__What is required__
Count every line where "муха" occurs. Give the total alone.

---------- Given data

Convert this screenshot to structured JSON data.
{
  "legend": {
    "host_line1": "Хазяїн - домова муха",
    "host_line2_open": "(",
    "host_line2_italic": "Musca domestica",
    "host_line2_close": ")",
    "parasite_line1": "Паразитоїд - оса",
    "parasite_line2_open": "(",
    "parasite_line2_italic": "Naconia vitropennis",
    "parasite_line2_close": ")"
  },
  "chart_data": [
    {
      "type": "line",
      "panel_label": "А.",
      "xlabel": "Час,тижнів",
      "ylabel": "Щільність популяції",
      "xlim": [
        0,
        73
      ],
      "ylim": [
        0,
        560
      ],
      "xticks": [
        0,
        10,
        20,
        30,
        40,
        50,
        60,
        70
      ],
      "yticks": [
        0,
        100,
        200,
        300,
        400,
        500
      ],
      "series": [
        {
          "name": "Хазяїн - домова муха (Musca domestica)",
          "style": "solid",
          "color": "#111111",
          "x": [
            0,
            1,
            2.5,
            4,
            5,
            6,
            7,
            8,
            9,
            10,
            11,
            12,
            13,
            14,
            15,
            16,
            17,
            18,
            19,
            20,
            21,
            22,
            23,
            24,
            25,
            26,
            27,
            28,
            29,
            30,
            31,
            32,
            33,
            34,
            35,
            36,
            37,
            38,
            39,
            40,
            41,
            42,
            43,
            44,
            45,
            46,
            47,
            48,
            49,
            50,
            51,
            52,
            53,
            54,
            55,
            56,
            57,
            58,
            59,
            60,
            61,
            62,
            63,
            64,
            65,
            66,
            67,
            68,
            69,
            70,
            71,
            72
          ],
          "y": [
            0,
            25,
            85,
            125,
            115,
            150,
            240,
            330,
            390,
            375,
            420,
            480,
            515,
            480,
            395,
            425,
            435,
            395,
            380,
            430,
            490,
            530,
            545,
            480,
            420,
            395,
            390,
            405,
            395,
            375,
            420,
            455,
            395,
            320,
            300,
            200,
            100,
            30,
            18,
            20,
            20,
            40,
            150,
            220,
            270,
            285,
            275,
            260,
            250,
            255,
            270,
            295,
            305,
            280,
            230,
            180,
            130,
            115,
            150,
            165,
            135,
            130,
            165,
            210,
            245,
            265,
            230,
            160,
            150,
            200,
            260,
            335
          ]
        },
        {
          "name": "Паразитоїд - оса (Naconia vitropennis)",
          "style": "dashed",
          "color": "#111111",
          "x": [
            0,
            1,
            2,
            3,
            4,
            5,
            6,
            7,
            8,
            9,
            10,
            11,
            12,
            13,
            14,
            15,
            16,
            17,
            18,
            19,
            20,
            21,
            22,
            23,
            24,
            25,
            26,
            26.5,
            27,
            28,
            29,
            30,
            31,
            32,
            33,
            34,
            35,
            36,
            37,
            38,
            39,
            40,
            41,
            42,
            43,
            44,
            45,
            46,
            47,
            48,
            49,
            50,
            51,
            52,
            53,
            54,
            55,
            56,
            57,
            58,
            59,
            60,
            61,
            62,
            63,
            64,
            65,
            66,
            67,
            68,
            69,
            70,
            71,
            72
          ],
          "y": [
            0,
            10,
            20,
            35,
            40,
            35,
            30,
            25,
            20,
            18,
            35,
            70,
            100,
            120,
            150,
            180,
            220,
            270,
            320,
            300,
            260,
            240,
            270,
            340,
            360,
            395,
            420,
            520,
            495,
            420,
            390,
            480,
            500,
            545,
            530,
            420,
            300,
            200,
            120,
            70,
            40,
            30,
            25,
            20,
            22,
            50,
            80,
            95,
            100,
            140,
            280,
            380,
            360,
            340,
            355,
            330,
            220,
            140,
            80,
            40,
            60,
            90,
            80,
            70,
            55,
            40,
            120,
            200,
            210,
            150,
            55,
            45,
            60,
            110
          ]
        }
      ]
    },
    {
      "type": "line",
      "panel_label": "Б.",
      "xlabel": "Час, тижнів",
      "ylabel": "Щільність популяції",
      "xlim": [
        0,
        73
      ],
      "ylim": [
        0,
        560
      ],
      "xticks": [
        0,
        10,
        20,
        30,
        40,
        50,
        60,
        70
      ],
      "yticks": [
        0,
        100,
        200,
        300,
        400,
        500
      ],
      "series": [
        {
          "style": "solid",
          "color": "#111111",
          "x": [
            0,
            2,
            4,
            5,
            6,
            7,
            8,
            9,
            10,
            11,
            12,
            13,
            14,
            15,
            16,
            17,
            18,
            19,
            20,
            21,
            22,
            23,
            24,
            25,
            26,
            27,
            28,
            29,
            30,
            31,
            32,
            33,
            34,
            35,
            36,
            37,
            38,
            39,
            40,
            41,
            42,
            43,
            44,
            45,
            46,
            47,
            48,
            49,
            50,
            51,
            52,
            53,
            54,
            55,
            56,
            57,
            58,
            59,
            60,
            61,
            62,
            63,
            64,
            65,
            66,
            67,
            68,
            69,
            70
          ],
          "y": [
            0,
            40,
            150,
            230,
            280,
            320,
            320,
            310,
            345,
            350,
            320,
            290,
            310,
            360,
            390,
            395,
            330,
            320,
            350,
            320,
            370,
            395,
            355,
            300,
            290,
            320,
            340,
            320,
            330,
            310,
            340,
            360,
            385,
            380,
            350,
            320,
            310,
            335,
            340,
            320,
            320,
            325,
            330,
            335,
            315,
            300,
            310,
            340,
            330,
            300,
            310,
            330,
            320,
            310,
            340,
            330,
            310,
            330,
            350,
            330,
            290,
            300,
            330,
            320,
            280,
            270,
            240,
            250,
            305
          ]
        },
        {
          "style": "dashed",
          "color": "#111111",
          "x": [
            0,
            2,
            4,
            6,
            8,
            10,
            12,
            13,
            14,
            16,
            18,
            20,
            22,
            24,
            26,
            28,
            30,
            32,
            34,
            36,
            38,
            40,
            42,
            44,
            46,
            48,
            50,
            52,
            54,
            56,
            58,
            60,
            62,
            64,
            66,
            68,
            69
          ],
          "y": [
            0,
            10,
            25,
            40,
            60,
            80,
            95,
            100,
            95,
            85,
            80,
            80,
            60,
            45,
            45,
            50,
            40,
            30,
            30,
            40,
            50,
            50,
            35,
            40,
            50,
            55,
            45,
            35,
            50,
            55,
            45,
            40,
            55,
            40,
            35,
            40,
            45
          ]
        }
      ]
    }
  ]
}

--------------------

__Response to this task__
2